> _YOUR INSTRUCTIONS_: Go through the listing beneath this task and return every line that carries the string "WntrDsn".

> _INPUT FOR THIS TASK_:
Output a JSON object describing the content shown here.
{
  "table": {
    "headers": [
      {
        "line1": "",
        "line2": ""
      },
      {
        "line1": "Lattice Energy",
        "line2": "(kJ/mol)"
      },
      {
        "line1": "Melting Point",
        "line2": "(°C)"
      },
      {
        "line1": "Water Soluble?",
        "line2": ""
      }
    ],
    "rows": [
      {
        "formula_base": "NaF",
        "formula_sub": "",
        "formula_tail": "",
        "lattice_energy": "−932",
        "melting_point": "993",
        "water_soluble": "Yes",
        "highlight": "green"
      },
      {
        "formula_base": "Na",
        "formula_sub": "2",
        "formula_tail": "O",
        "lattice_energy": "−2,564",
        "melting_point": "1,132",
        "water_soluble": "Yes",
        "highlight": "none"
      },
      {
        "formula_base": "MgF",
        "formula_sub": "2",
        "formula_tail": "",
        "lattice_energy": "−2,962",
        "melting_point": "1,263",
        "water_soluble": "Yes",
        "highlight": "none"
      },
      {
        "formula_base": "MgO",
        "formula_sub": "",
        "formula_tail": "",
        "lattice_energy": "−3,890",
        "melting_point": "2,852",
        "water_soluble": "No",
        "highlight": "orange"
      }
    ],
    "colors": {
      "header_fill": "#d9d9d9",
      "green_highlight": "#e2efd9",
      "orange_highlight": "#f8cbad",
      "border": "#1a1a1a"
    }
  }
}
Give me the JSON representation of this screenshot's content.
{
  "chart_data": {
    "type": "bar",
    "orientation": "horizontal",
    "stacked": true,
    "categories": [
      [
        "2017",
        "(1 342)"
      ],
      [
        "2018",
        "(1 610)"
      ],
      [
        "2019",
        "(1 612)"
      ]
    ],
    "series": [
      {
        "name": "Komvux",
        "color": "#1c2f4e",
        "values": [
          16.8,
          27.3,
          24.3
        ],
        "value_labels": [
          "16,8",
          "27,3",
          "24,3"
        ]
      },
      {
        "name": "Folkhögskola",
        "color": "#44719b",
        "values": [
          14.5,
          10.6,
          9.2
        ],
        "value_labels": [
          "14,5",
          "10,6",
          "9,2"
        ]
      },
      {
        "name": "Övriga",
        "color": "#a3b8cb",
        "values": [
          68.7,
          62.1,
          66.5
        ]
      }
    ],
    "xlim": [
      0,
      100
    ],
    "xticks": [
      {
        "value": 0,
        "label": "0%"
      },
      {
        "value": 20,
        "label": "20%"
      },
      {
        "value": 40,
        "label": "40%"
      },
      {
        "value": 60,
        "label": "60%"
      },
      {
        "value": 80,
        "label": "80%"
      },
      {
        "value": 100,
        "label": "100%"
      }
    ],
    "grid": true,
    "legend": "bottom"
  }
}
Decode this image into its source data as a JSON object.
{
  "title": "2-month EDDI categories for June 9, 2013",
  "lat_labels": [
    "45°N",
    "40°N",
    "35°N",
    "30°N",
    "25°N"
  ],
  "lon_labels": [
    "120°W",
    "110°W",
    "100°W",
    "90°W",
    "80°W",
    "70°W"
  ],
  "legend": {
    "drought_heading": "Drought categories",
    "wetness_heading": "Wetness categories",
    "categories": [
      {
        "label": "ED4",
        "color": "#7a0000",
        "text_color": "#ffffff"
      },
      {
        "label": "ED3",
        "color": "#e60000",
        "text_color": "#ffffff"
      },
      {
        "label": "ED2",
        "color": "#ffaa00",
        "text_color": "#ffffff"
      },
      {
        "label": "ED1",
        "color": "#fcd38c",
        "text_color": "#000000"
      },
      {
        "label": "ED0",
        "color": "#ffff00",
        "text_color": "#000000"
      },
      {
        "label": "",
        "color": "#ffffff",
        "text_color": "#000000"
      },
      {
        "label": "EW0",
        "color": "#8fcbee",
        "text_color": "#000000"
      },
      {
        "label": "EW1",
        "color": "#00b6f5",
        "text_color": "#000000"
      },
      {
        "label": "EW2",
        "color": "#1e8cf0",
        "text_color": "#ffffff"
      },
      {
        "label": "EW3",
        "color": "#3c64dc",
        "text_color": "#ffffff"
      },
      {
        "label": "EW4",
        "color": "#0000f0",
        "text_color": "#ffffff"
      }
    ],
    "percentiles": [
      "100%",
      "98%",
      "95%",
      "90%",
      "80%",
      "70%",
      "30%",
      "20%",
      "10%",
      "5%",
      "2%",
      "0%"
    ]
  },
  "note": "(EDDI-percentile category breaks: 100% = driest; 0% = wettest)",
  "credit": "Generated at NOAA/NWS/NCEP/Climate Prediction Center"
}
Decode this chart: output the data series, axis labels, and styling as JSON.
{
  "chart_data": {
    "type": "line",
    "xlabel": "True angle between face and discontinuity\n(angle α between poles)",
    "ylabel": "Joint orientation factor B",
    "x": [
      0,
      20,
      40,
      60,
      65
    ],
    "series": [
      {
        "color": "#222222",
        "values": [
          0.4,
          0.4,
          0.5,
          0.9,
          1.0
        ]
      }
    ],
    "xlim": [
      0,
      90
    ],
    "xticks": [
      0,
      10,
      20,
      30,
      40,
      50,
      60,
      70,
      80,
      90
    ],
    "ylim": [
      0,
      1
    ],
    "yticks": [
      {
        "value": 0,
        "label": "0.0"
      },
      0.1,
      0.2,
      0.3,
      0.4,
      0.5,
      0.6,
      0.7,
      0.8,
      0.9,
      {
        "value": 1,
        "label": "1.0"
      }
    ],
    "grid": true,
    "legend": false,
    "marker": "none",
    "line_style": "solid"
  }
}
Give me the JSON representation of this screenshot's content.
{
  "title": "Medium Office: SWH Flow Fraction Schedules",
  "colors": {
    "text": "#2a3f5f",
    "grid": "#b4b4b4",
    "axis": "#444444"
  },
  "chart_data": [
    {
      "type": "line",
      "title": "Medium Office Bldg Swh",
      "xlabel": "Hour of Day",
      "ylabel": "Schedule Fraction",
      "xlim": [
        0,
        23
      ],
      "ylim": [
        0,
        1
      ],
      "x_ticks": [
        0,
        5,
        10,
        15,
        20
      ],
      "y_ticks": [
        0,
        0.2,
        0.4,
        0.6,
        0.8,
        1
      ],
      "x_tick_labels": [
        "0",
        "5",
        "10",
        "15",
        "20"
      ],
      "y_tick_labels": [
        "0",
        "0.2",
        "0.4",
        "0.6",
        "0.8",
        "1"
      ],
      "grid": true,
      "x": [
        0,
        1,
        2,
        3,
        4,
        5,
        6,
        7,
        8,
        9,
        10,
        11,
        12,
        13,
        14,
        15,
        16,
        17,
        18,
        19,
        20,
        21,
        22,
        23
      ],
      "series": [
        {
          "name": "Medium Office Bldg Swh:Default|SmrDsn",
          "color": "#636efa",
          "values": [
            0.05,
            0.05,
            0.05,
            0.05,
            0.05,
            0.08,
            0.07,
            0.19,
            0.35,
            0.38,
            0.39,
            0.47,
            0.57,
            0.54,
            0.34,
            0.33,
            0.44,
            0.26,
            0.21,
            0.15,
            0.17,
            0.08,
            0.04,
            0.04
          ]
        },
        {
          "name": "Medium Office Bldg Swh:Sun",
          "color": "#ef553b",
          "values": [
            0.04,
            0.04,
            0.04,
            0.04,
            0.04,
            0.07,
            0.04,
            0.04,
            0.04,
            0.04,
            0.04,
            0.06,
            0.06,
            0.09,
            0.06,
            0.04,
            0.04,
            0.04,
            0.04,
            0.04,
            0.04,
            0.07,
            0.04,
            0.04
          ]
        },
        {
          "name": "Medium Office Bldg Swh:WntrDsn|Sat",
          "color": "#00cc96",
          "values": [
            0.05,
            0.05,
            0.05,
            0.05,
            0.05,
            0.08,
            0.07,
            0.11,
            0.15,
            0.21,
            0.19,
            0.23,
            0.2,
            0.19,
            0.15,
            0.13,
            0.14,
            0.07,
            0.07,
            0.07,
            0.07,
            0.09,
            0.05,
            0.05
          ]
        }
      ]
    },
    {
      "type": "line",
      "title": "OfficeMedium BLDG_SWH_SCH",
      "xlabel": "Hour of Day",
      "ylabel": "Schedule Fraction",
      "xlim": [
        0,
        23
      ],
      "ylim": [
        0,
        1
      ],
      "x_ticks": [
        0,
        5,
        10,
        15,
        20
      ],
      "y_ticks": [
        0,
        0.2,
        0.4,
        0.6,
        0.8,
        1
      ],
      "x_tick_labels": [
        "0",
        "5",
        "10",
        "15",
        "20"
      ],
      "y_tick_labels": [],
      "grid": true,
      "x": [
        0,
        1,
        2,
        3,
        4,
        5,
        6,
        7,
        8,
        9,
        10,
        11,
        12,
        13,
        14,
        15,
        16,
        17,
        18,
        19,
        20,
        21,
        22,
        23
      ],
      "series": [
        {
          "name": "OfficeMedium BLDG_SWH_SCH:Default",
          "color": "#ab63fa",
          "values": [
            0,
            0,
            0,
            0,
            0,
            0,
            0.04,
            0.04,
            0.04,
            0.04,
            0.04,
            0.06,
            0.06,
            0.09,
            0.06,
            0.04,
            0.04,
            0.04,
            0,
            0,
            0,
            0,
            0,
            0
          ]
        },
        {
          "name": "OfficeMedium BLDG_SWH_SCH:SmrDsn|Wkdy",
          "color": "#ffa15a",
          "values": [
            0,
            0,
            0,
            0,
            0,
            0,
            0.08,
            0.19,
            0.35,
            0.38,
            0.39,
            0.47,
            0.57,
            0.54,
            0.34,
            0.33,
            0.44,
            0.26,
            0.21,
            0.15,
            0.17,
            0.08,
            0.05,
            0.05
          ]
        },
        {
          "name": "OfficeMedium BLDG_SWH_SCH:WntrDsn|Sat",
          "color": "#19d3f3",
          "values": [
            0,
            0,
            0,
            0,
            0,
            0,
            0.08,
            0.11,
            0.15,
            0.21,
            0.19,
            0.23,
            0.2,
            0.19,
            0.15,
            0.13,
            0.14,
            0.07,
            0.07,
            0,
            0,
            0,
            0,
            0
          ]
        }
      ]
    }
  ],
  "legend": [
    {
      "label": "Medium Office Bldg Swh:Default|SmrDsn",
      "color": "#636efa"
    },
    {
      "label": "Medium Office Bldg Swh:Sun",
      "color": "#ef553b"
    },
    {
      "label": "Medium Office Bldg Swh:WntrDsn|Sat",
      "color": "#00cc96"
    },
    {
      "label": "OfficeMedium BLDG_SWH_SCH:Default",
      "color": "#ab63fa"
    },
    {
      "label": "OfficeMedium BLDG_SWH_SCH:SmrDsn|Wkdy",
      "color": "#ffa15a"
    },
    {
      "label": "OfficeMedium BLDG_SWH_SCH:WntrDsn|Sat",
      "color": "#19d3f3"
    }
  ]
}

> _WORKED ANSWER_:
          "name": "Medium Office Bldg Swh:WntrDsn|Sat",
          "name": "OfficeMedium BLDG_SWH_SCH:WntrDsn|Sat",
      "label": "Medium Office Bldg Swh:WntrDsn|Sat",
      "label": "OfficeMedium BLDG_SWH_SCH:WntrDsn|Sat",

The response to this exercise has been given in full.